### YOUR TASK
Copy out, word for word, the lines running from the first one through the line that contains "row-number: 46 — [125, 1455, 164, 1493]".

### Excerpt from the dataset
§ §

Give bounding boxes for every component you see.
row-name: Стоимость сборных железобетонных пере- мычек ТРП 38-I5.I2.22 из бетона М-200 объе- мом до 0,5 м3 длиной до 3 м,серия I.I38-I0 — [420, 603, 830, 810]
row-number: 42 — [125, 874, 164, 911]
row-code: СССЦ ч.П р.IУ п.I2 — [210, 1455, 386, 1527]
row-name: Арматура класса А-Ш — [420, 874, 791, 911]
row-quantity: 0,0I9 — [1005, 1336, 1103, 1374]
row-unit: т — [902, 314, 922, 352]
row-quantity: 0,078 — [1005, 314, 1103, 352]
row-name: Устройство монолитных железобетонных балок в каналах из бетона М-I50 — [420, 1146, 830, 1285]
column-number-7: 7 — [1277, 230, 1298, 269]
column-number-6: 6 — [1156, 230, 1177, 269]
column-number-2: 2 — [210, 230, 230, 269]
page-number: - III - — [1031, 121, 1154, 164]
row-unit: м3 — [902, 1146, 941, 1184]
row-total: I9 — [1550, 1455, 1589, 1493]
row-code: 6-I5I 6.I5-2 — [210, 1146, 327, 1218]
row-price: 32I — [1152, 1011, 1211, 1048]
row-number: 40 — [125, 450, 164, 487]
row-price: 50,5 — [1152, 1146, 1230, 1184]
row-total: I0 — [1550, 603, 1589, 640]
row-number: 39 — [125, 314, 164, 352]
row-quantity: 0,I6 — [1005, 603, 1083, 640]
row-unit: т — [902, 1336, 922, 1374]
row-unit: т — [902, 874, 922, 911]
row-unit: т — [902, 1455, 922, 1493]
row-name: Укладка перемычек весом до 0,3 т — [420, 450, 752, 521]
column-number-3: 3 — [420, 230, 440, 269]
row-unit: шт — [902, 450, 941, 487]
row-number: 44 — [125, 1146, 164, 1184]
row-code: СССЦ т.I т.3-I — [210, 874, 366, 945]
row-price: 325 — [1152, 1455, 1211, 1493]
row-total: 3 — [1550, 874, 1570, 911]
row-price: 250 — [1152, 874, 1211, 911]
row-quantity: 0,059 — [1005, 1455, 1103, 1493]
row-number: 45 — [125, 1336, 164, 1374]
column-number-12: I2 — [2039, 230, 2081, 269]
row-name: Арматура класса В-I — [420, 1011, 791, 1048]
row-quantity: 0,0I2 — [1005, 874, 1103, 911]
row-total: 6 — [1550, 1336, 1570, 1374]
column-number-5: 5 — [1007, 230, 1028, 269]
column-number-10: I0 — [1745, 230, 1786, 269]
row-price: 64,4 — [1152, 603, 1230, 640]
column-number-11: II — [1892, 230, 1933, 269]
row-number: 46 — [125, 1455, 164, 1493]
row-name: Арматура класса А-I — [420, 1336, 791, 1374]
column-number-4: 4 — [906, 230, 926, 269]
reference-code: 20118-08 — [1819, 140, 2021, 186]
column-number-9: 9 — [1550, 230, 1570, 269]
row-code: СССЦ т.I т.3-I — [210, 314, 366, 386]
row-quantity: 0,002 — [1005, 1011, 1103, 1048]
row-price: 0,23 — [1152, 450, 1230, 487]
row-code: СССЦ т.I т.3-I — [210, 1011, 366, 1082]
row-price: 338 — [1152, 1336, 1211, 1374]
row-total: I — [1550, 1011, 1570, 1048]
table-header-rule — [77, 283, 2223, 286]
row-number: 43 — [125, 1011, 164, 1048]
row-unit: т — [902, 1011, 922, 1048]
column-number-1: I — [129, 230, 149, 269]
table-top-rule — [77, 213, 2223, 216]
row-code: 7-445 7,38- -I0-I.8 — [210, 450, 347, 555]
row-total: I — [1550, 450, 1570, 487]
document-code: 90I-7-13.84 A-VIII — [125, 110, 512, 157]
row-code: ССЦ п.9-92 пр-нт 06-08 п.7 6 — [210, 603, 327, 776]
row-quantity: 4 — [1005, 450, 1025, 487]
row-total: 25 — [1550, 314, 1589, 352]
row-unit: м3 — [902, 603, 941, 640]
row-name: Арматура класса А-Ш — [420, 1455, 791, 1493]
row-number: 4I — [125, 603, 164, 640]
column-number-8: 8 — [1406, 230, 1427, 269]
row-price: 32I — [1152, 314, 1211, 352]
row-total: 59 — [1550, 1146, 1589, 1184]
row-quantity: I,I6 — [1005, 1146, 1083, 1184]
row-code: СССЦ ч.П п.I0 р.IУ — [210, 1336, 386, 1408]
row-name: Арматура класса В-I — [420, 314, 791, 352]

§ §

### SOLUTION TO THIS PROBLEM
Give bounding boxes for every component you see.
row-name: Стоимость сборных железобетонных пере- мычек ТРП 38-I5.I2.22 из бетона М-200 объе- мом до 0,5 м3 длиной до 3 м,серия I.I38-I0 — [420, 603, 830, 810]
row-number: 42 — [125, 874, 164, 911]
row-code: СССЦ ч.П р.IУ п.I2 — [210, 1455, 386, 1527]
row-name: Арматура класса А-Ш — [420, 874, 791, 911]
row-quantity: 0,0I9 — [1005, 1336, 1103, 1374]
row-unit: т — [902, 314, 922, 352]
row-quantity: 0,078 — [1005, 314, 1103, 352]
row-name: Устройство монолитных железобетонных балок в каналах из бетона М-I50 — [420, 1146, 830, 1285]
column-number-7: 7 — [1277, 230, 1298, 269]
column-number-6: 6 — [1156, 230, 1177, 269]
column-number-2: 2 — [210, 230, 230, 269]
page-number: - III - — [1031, 121, 1154, 164]
row-unit: м3 — [902, 1146, 941, 1184]
row-total: I9 — [1550, 1455, 1589, 1493]
row-code: 6-I5I 6.I5-2 — [210, 1146, 327, 1218]
row-price: 32I — [1152, 1011, 1211, 1048]
row-number: 40 — [125, 450, 164, 487]
row-price: 50,5 — [1152, 1146, 1230, 1184]
row-total: I0 — [1550, 603, 1589, 640]
row-number: 39 — [125, 314, 164, 352]
row-quantity: 0,I6 — [1005, 603, 1083, 640]
row-unit: т — [902, 1336, 922, 1374]
row-unit: т — [902, 874, 922, 911]
row-unit: т — [902, 1455, 922, 1493]
row-name: Укладка перемычек весом до 0,3 т — [420, 450, 752, 521]
column-number-3: 3 — [420, 230, 440, 269]
row-unit: шт — [902, 450, 941, 487]
row-number: 44 — [125, 1146, 164, 1184]
row-code: СССЦ т.I т.3-I — [210, 874, 366, 945]
row-price: 325 — [1152, 1455, 1211, 1493]
row-total: 3 — [1550, 874, 1570, 911]
row-price: 250 — [1152, 874, 1211, 911]
row-quantity: 0,059 — [1005, 1455, 1103, 1493]
row-number: 45 — [125, 1336, 164, 1374]
column-number-12: I2 — [2039, 230, 2081, 269]
row-name: Арматура класса В-I — [420, 1011, 791, 1048]
row-quantity: 0,0I2 — [1005, 874, 1103, 911]
row-total: 6 — [1550, 1336, 1570, 1374]
column-number-5: 5 — [1007, 230, 1028, 269]
column-number-10: I0 — [1745, 230, 1786, 269]
row-price: 64,4 — [1152, 603, 1230, 640]
column-number-11: II — [1892, 230, 1933, 269]
row-number: 46 — [125, 1455, 164, 1493]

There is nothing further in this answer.